[Start of Record excerpts]

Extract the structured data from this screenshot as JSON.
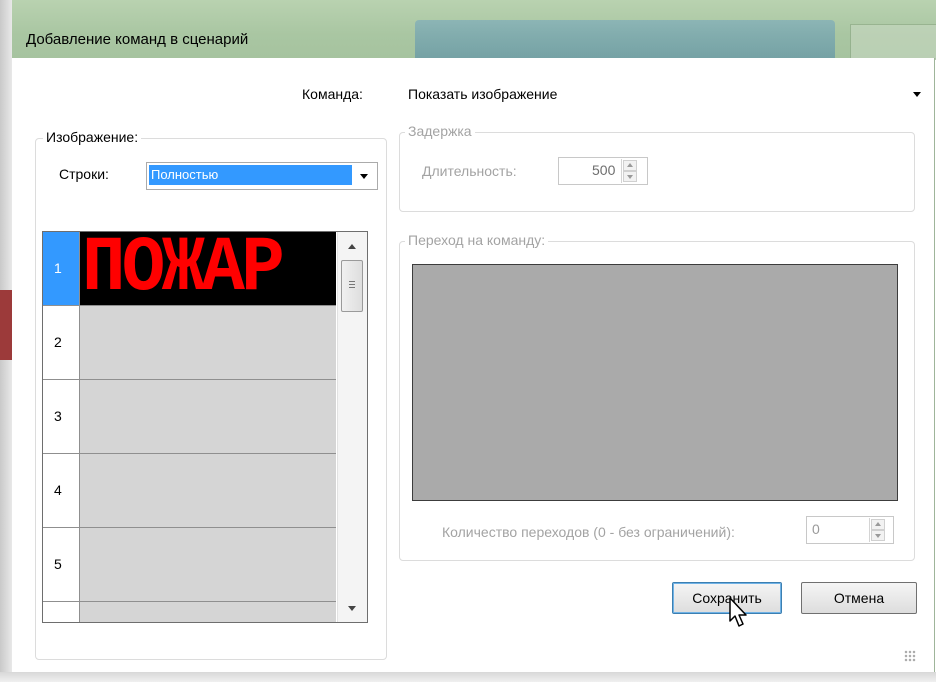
{
  "window": {
    "title": "Добавление команд в сценарий"
  },
  "command": {
    "label": "Команда:",
    "value": "Показать изображение"
  },
  "image_group": {
    "title": "Изображение:",
    "rows_label": "Строки:",
    "rows_value": "Полностью",
    "grid_rows": [
      {
        "num": "1",
        "content": "ПОЖАР",
        "selected": true
      },
      {
        "num": "2",
        "content": ""
      },
      {
        "num": "3",
        "content": ""
      },
      {
        "num": "4",
        "content": ""
      },
      {
        "num": "5",
        "content": ""
      }
    ]
  },
  "delay_group": {
    "title": "Задержка",
    "duration_label": "Длительность:",
    "duration_value": "500"
  },
  "goto_group": {
    "title": "Переход на команду:",
    "count_label": "Количество переходов (0 - без ограничений):",
    "count_value": "0"
  },
  "buttons": {
    "save": "Сохранить",
    "cancel": "Отмена"
  },
  "colors": {
    "selection": "#3399ff",
    "led_text": "#ff0000",
    "led_background": "#000000",
    "goto_area": "#aaaaaa"
  }
}
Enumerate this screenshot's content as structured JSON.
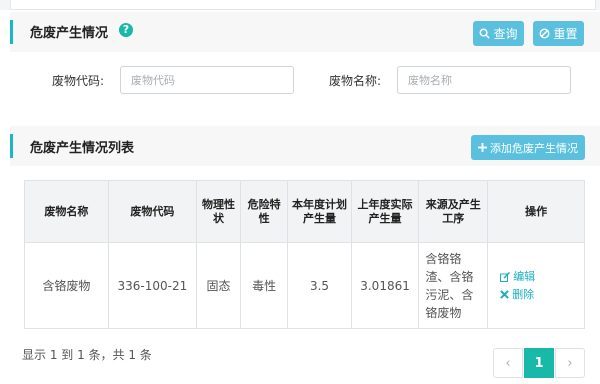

[End of Record excerpts]

# Written task:
In your copy of the records, include no pictures; repeat everything else exactly.

# Exercise output:
Extract the structured data from this screenshot as JSON.
{
  "window": {
    "title": "Добавление команд в сценарий"
  },
  "command": {
    "label": "Команда:",
    "value": "Показать изображение"
  },
  "image_group": {
    "title": "Изображение:",
    "rows_label": "Строки:",
    "rows_value": "Полностью",
    "grid_rows": [
      {
        "num": "1",
        "content": "ПОЖАР",
        "selected": true
      },
      {
        "num": "2",
        "content": ""
      },
      {
        "num": "3",
        "content": ""
      },
      {
        "num": "4",
        "content": ""
      },
      {
        "num": "5",
        "content": ""
      }
    ]
  },
  "delay_group": {
    "title": "Задержка",
    "duration_label": "Длительность:",
    "duration_value": "500"
  },
  "goto_group": {
    "title": "Переход на команду:",
    "count_label": "Количество переходов (0 - без ограничений):",
    "count_value": "0"
  },
  "buttons": {
    "save": "Сохранить",
    "cancel": "Отмена"
  },
  "colors": {
    "selection": "#3399ff",
    "led_text": "#ff0000",
    "led_background": "#000000",
    "goto_area": "#aaaaaa"
  }
}
Enumerate this screenshot's content as structured JSON.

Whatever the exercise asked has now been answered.